* **AIM OF THE EXERCISE**
Whenever a line below holds the word "Time", copy that line.

[Begin SUPPLIED MATERIAL]

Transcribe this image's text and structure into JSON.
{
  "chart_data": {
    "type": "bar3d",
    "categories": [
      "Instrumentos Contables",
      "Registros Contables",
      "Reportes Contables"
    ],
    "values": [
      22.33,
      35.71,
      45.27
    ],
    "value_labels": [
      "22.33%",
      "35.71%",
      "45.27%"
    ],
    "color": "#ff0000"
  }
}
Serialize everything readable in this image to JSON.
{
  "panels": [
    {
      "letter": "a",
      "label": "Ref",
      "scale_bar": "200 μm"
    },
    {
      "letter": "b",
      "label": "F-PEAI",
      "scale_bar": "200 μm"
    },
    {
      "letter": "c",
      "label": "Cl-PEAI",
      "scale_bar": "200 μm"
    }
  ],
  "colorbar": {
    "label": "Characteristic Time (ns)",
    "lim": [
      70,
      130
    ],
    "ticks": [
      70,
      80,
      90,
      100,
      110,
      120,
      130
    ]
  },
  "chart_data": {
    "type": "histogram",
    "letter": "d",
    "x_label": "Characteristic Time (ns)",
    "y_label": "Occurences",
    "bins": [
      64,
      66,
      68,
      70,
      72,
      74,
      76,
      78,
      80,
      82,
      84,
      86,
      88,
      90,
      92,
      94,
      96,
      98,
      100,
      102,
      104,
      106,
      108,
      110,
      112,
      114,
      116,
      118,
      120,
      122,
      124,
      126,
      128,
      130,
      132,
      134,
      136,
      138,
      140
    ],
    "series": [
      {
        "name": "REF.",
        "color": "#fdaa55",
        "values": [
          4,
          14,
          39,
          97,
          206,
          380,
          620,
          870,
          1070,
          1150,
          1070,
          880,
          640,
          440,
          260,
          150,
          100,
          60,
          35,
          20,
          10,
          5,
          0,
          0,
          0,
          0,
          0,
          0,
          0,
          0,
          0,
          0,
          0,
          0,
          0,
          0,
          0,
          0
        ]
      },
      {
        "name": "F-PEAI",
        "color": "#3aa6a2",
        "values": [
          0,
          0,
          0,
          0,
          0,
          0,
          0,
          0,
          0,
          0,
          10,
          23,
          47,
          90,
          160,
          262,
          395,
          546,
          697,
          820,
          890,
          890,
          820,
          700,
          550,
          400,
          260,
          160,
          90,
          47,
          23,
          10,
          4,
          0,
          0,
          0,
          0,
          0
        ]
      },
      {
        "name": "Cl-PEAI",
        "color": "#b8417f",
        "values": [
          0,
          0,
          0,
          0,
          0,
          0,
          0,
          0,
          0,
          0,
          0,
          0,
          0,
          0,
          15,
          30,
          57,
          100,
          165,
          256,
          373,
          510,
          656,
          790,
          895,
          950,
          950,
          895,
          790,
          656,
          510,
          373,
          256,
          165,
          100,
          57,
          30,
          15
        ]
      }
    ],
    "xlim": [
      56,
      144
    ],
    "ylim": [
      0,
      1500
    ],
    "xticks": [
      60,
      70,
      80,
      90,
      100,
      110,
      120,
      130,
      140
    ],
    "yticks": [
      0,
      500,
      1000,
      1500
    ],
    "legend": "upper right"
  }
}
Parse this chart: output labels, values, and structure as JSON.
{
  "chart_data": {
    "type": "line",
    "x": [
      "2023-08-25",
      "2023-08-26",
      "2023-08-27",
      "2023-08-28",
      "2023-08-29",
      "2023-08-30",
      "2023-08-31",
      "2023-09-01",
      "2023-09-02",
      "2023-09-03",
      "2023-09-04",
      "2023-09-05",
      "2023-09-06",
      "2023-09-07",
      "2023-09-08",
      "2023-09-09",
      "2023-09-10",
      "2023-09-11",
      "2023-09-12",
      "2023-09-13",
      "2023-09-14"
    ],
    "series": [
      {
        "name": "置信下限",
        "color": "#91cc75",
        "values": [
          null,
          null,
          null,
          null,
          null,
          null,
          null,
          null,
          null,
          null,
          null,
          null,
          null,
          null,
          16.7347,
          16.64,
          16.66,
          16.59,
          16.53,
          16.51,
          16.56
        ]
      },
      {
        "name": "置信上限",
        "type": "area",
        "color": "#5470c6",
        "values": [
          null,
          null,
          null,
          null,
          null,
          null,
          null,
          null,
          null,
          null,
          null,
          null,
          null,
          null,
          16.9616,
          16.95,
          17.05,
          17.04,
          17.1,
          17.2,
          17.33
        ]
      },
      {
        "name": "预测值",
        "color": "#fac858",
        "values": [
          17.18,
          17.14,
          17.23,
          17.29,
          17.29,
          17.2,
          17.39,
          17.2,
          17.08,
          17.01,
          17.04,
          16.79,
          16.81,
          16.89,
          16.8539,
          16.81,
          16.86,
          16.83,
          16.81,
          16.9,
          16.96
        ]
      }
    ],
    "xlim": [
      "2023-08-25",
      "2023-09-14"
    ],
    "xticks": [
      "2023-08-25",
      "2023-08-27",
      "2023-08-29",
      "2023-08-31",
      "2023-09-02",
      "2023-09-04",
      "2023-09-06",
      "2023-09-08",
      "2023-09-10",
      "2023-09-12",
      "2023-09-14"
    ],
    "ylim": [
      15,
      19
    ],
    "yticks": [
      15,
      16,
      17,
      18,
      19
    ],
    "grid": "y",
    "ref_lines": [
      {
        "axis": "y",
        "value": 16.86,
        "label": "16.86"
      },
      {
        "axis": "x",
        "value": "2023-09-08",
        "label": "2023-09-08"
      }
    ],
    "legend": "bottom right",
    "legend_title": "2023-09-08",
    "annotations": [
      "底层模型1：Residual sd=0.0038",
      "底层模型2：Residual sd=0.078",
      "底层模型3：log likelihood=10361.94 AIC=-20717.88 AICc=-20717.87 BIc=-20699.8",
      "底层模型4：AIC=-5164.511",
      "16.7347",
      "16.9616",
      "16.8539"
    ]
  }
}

[End SUPPLIED MATERIAL]

* **WRITTEN ANSWER**
    "label": "Characteristic Time (ns)",
    "x_label": "Characteristic Time (ns)",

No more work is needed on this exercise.